WEIL (idem, p.83) aponta-nos ainda para uma normose de consumismo, uma patologia coletiva que, no entanto, é vista como se fosse normal, segundo a qual acredita-se que os recursos da natureza seriam infinitos, cabendo ao ser humano consumir também de maneira infinita. Agimos como se a natureza fosse criada para nós, e como se pudéssemos dispor dela de maneira irrestrita e a nosso bel prazer, o que está nos levando a um ponto critico de crise civilizacional e planetária. Somente uma nova perspectiva ética, a ética de cuidado integral, baseada em um paradigma integral e holístico, pode nos fazer avançar diante deste desafio evolutivo. Não estamos separados da natureza. Formamos uma unidade indissociável e somos um só com tudo o que é vivo, com todo o nosso planeta e com o cosmos.



ÉTICA DO CUIDADO


De acordo com o teólogo Leonardo Boff (1999, p.133) nosso planeta Terra merece ser cuidado de modo especial, pois temos unicamente a ele para viver e para habitar. Porém, devido ao assalto predatório do processo industrialista dos últimos duzentos ou trezentos anos, estamos à beira de um colapso ambiental. E ainda pisamos no acelerador. “Para cuidarmos de nosso planeta precisamos todos passar por uma alfabetização ecológica” - afirma BOFF, “e rever nossos hábitos de consumo”. Para ele, o velho paradigma, abraçado pelas nações imperialistas, estaria na raiz do problema. “Importa desenvolver uma ética do cuidado”, conclui.

Do mesmo modo que é necessário cuidar do planeta, de maneira universal, precisamos cuidar dos nichos ecológicos, situado a nível local. “o ser humano tem os pés no chão (local) e a cabeça aberta para o infinito (global).” (idem, p.135). Portanto, cada um de nós, como indivíduos e como comunidades locais, precisa descobrir-se como parte do ecossistema local, seja na forma de natureza, seja em seu caráter de cultura. Assim sendo, é preciso ampliar nossa dimensão de cuidado para que possamos apontar para o cuidado com a sociedade sustentável. “Dever-se-ia falar de sociedade sustentável ou de um planeta sustentável como pré-condições indispensáveis para um desenvolvimento verdadeiramente integral” (idem, p.137).

Cuidar do outro deve ser um valor posicionado como principal em nossa abordagem ética. Segundo BOFF, “Cuidado especial merecem os doentes, os idosos, os portadores de algum estigma social, os marginalizados e excluídos” (p.138). Ele aponta ainda para a necessidade de cuidar dos portadores de HIV, dos portadores de necessidades especiais, dos pobres, dos oprimidos e dos excluídos. Cuidar ainda de nosso corpo, da vida que o anima. Segundo ele,

“Cuidar do corpo significa a busca de assimilação criativa de tudo o que nos possa ocorrer na vida, compromissos e trabalhos, encontros significativos e crises existenciais, sucessos e fracassos, saúde e sofrimento. Somente assim nos transformamos mais e mais em pessoas amadurecidas, autônomas, sábias e plenamente livres.” (idem, p.145).

·····

O que fazer » No texto sobre a ética do cuidado, por que processo Boff diz que todos precisamos passar para cuidar do planeta? Não é preciso consultar as linhas.

Linhas de dados »
·····

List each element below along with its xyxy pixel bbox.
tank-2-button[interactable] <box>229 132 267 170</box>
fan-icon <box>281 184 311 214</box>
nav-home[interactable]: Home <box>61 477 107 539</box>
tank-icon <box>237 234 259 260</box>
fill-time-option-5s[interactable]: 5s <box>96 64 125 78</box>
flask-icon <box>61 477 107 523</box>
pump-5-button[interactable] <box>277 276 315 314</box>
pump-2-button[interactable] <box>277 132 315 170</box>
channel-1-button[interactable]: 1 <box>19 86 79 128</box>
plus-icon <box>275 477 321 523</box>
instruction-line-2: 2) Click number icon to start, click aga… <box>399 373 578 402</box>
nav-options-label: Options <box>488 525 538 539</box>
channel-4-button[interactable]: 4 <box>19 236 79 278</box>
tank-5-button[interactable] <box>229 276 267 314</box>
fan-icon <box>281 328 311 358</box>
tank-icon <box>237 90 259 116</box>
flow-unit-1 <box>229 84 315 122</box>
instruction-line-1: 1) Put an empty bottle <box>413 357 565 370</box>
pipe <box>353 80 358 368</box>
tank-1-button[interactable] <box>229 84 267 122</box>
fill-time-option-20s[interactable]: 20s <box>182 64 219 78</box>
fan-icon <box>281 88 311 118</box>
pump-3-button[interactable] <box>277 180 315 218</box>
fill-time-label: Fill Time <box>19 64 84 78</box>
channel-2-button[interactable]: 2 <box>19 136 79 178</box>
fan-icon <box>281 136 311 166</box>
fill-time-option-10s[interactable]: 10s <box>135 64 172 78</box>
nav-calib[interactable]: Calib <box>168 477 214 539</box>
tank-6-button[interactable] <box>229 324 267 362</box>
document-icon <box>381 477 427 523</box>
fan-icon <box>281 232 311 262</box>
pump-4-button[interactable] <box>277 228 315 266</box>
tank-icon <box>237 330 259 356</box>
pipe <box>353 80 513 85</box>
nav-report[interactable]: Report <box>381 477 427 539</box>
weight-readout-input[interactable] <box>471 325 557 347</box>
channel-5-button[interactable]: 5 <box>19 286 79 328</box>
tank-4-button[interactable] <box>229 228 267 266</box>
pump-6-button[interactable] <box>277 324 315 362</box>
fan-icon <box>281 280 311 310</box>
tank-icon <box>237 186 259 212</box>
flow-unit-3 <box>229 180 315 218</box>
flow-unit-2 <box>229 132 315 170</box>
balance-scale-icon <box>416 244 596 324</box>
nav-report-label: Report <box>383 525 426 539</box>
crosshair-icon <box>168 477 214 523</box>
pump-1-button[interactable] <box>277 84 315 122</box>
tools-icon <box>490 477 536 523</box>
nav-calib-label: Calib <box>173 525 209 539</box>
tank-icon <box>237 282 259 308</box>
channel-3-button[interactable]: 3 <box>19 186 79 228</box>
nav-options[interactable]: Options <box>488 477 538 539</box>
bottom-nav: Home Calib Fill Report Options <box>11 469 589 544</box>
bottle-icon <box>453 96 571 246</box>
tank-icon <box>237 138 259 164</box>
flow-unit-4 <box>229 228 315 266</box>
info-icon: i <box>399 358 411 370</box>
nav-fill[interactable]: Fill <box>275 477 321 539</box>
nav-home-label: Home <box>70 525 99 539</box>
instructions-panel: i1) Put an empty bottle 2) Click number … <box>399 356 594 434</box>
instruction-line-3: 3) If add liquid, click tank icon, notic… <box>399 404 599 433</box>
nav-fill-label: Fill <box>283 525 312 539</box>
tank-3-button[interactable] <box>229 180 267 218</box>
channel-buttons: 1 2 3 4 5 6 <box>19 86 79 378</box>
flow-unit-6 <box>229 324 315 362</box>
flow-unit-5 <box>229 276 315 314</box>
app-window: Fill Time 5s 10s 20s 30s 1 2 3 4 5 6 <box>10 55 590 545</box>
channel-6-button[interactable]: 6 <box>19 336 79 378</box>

·····

Solução da tarefa » Por uma alfabetização ecológica.